■ Exercise description: Reproduce the listing below exactly. Pictures do not belong in the copy.

>> BEGIN

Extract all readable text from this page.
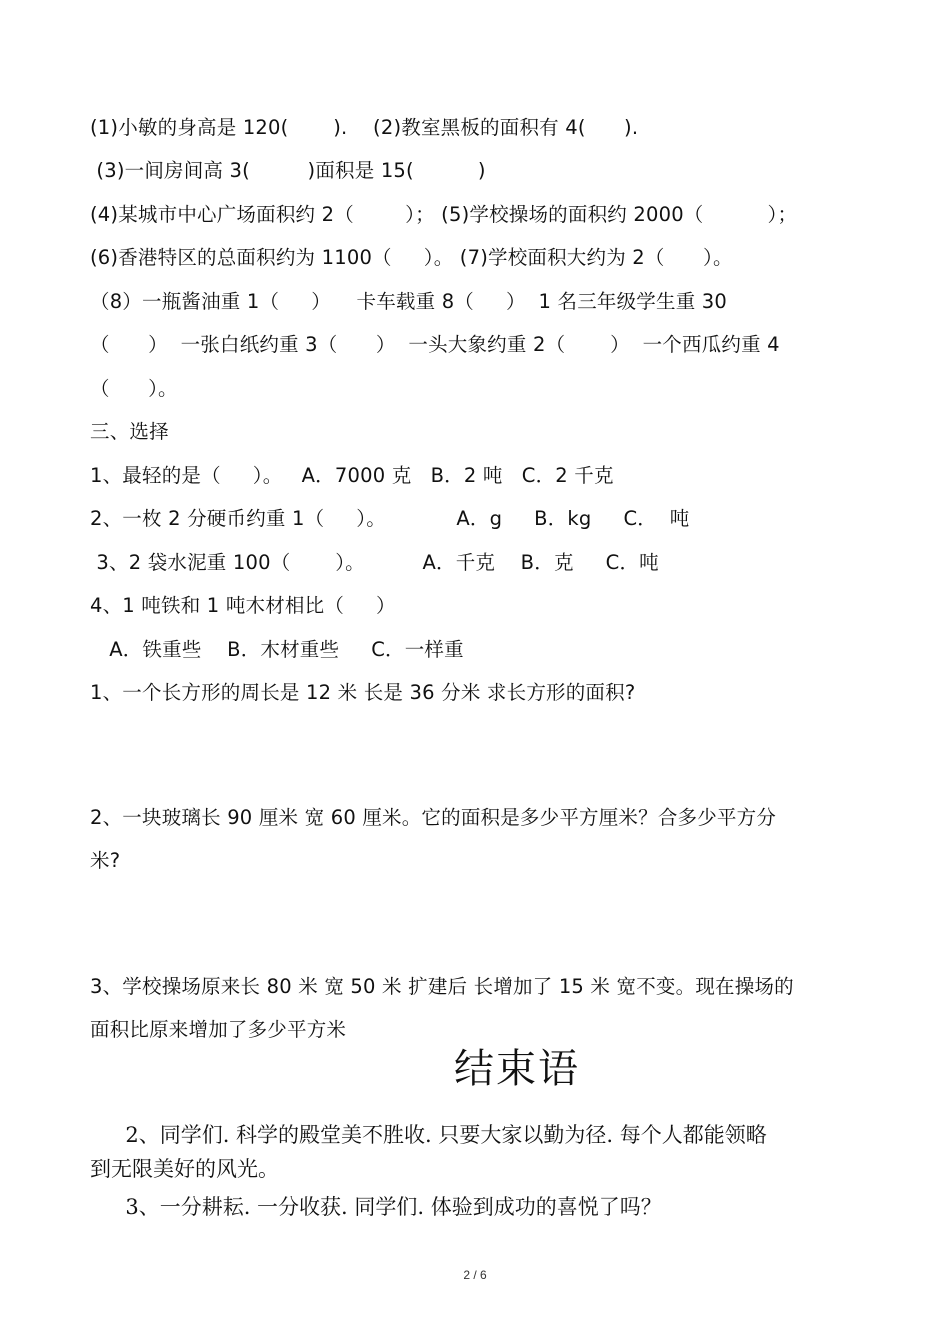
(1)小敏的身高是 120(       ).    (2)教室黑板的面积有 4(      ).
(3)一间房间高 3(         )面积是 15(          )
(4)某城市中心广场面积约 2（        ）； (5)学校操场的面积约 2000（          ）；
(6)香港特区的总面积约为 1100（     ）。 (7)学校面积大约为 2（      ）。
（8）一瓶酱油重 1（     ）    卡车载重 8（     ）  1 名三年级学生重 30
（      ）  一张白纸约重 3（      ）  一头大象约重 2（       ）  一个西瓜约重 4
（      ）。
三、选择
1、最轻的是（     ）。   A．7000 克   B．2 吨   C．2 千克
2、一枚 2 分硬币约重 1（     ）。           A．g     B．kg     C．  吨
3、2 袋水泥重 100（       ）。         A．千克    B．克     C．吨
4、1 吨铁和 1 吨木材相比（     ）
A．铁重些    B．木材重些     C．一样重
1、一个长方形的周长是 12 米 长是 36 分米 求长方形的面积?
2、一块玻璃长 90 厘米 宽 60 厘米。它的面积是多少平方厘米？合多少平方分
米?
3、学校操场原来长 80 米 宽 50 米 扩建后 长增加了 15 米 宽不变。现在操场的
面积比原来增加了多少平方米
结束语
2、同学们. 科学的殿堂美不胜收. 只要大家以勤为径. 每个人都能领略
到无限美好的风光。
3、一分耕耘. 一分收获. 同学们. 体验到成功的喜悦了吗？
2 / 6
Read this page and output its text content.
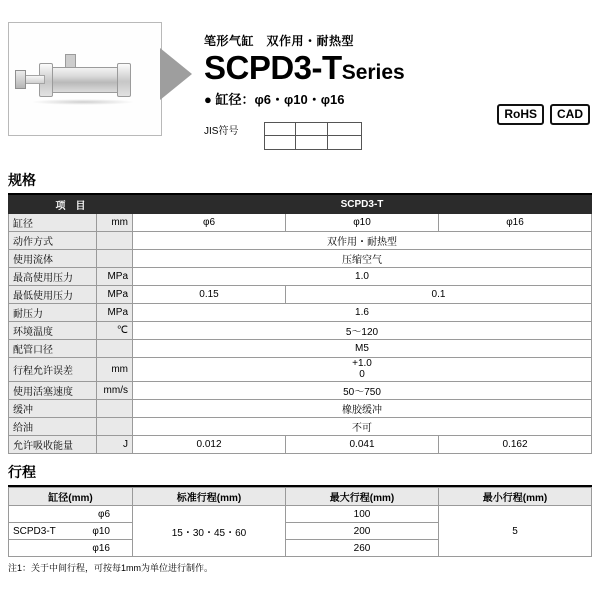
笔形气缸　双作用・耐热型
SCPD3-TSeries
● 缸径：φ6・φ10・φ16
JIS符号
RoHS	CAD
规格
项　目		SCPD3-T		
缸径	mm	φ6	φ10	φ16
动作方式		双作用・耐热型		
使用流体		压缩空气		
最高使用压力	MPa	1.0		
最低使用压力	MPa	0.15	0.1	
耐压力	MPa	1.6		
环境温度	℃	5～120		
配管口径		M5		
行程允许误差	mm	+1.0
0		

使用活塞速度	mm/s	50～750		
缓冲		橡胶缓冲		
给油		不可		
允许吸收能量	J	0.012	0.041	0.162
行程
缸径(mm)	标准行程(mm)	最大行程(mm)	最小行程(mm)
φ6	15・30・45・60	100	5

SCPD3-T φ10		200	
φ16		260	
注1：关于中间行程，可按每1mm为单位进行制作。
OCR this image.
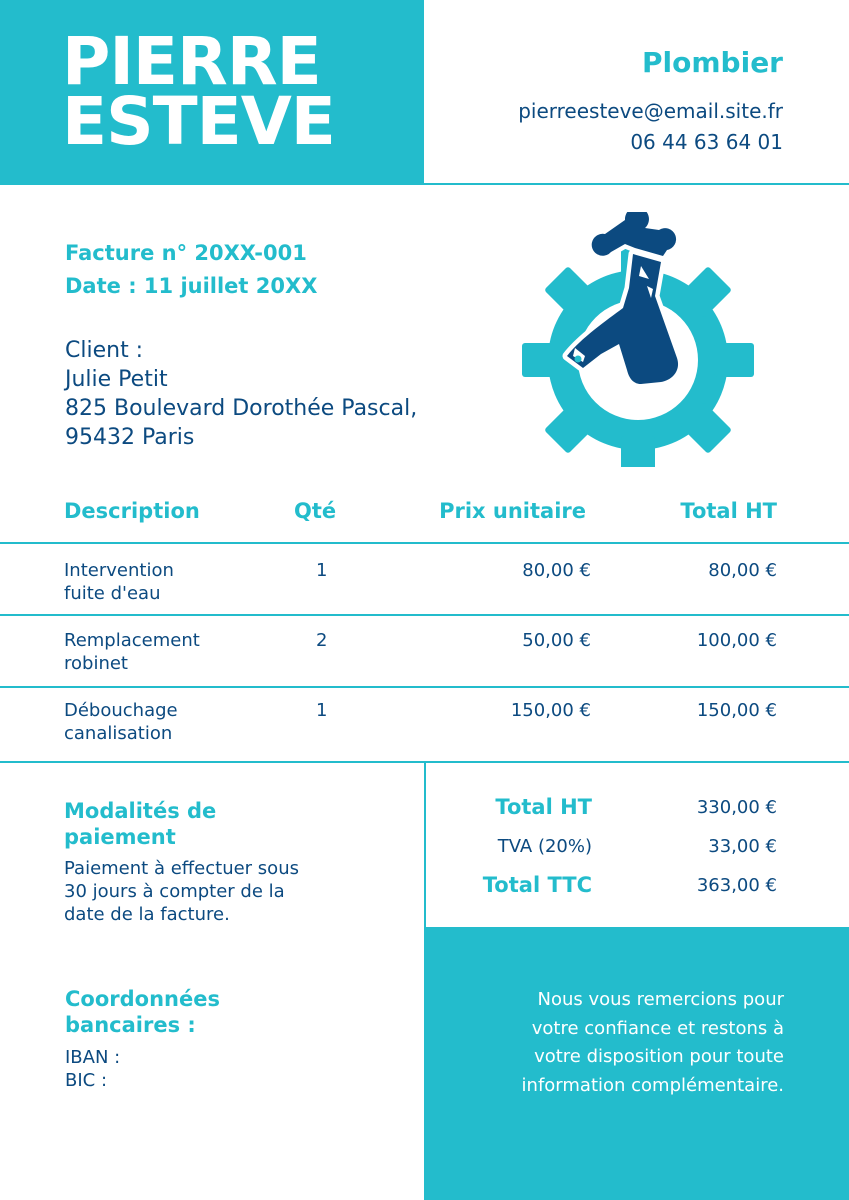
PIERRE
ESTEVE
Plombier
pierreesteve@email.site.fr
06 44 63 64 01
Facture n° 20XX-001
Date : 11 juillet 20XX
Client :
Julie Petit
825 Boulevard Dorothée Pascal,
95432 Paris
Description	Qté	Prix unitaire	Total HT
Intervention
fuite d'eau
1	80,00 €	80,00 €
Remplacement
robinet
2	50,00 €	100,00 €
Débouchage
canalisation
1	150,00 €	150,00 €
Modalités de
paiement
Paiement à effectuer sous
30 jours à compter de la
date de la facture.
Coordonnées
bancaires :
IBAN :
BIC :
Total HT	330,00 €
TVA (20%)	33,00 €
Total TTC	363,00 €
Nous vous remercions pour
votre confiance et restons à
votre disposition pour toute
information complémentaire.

>> END

■ Answer for this exercise:
Extract all readable text from this page.
(1)小敏的身高是 120(       ).    (2)教室黑板的面积有 4(      ).
(3)一间房间高 3(         )面积是 15(          )
(4)某城市中心广场面积约 2（        ）； (5)学校操场的面积约 2000（          ）；
(6)香港特区的总面积约为 1100（     ）。 (7)学校面积大约为 2（      ）。
（8）一瓶酱油重 1（     ）    卡车载重 8（     ）  1 名三年级学生重 30
（      ）  一张白纸约重 3（      ）  一头大象约重 2（       ）  一个西瓜约重 4
（      ）。
三、选择
1、最轻的是（     ）。   A．7000 克   B．2 吨   C．2 千克
2、一枚 2 分硬币约重 1（     ）。           A．g     B．kg     C．  吨
3、2 袋水泥重 100（       ）。         A．千克    B．克     C．吨
4、1 吨铁和 1 吨木材相比（     ）
A．铁重些    B．木材重些     C．一样重
1、一个长方形的周长是 12 米 长是 36 分米 求长方形的面积?
2、一块玻璃长 90 厘米 宽 60 厘米。它的面积是多少平方厘米？合多少平方分
米?
3、学校操场原来长 80 米 宽 50 米 扩建后 长增加了 15 米 宽不变。现在操场的
面积比原来增加了多少平方米
结束语
2、同学们. 科学的殿堂美不胜收. 只要大家以勤为径. 每个人都能领略
到无限美好的风光。
3、一分耕耘. 一分收获. 同学们. 体验到成功的喜悦了吗？
2 / 6
Read this page and output its text content.
笔形气缸　双作用・耐热型
SCPD3-TSeries
● 缸径：φ6・φ10・φ16
JIS符号
RoHS	CAD
规格
项　目		SCPD3-T		
缸径	mm	φ6	φ10	φ16
动作方式		双作用・耐热型		
使用流体		压缩空气		
最高使用压力	MPa	1.0		
最低使用压力	MPa	0.15	0.1	
耐压力	MPa	1.6		
环境温度	℃	5～120		
配管口径		M5		
行程允许误差	mm	+1.0
0		

使用活塞速度	mm/s	50～750		
缓冲		橡胶缓冲		
给油		不可		
允许吸收能量	J	0.012	0.041	0.162
行程
缸径(mm)	标准行程(mm)	最大行程(mm)	最小行程(mm)
φ6	15・30・45・60	100	5

SCPD3-T φ10		200	
φ16		260	
注1：关于中间行程，可按每1mm为单位进行制作。
OCR this image.
PIERRE
ESTEVE
Plombier
pierreesteve@email.site.fr
06 44 63 64 01
Facture n° 20XX-001
Date : 11 juillet 20XX
Client :
Julie Petit
825 Boulevard Dorothée Pascal,
95432 Paris
Description	Qté	Prix unitaire	Total HT
Intervention
fuite d'eau
1	80,00 €	80,00 €
Remplacement
robinet
2	50,00 €	100,00 €
Débouchage
canalisation
1	150,00 €	150,00 €
Modalités de
paiement
Paiement à effectuer sous
30 jours à compter de la
date de la facture.
Coordonnées
bancaires :
IBAN :
BIC :
Total HT	330,00 €
TVA (20%)	33,00 €
Total TTC	363,00 €
Nous vous remercions pour
votre confiance et restons à
votre disposition pour toute
information complémentaire.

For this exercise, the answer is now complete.